* Written request
Write the records below out in full, character for character, with no pictures.

• • •

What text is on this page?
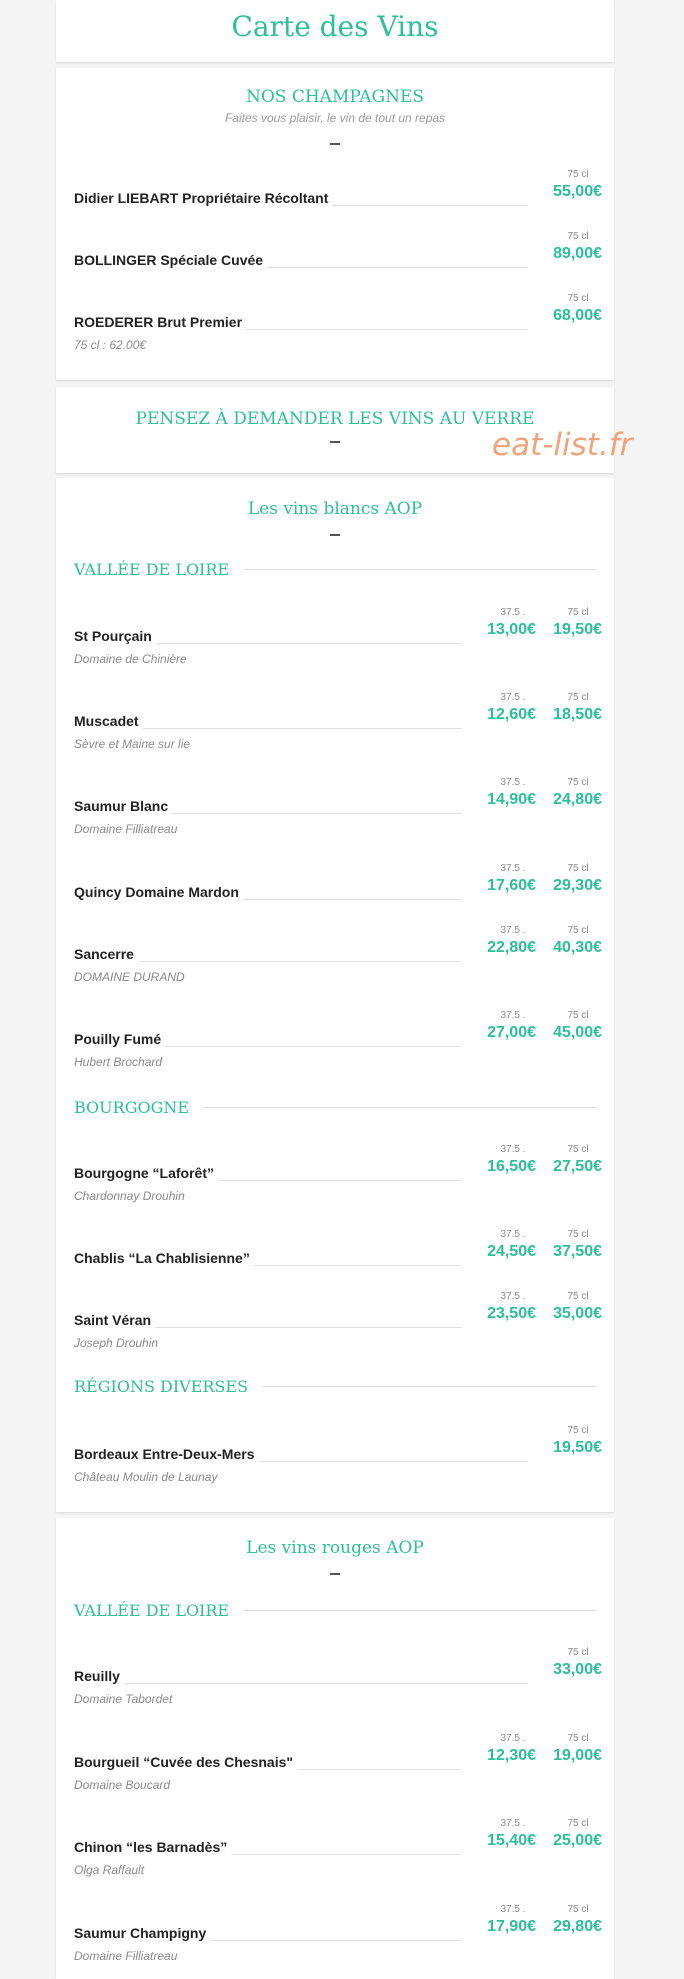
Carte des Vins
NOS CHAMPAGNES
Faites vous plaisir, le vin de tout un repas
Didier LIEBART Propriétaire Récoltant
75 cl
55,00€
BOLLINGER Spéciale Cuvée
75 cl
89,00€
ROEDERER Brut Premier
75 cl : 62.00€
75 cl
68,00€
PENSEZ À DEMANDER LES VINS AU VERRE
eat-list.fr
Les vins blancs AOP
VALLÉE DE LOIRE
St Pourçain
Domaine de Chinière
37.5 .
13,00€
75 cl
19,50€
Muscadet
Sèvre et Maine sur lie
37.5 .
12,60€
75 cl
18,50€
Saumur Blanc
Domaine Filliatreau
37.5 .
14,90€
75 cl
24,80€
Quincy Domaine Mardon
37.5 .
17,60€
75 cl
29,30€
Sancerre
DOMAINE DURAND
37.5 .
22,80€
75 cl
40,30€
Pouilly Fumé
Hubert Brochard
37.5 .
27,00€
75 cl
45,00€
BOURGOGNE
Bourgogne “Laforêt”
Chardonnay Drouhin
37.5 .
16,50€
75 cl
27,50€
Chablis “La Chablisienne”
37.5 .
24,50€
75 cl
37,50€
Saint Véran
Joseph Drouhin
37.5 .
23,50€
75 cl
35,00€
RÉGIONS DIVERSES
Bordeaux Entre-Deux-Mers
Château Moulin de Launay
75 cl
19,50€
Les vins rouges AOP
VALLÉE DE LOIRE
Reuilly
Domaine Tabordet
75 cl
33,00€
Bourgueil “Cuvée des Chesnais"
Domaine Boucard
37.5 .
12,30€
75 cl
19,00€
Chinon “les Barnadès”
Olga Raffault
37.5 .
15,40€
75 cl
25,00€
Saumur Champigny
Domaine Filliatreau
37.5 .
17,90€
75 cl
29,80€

• • •

* The completed task
What text is on this page?
Carte des Vins
NOS CHAMPAGNES
Faites vous plaisir, le vin de tout un repas
Didier LIEBART Propriétaire Récoltant
75 cl
55,00€
BOLLINGER Spéciale Cuvée
75 cl
89,00€
ROEDERER Brut Premier
75 cl : 62.00€
75 cl
68,00€
PENSEZ À DEMANDER LES VINS AU VERRE
eat-list.fr
Les vins blancs AOP
VALLÉE DE LOIRE
St Pourçain
Domaine de Chinière
37.5 .
13,00€
75 cl
19,50€
Muscadet
Sèvre et Maine sur lie
37.5 .
12,60€
75 cl
18,50€
Saumur Blanc
Domaine Filliatreau
37.5 .
14,90€
75 cl
24,80€
Quincy Domaine Mardon
37.5 .
17,60€
75 cl
29,30€
Sancerre
DOMAINE DURAND
37.5 .
22,80€
75 cl
40,30€
Pouilly Fumé
Hubert Brochard
37.5 .
27,00€
75 cl
45,00€
BOURGOGNE
Bourgogne “Laforêt”
Chardonnay Drouhin
37.5 .
16,50€
75 cl
27,50€
Chablis “La Chablisienne”
37.5 .
24,50€
75 cl
37,50€
Saint Véran
Joseph Drouhin
37.5 .
23,50€
75 cl
35,00€
RÉGIONS DIVERSES
Bordeaux Entre-Deux-Mers
Château Moulin de Launay
75 cl
19,50€
Les vins rouges AOP
VALLÉE DE LOIRE
Reuilly
Domaine Tabordet
75 cl
33,00€
Bourgueil “Cuvée des Chesnais"
Domaine Boucard
37.5 .
12,30€
75 cl
19,00€
Chinon “les Barnadès”
Olga Raffault
37.5 .
15,40€
75 cl
25,00€
Saumur Champigny
Domaine Filliatreau
37.5 .
17,90€
75 cl
29,80€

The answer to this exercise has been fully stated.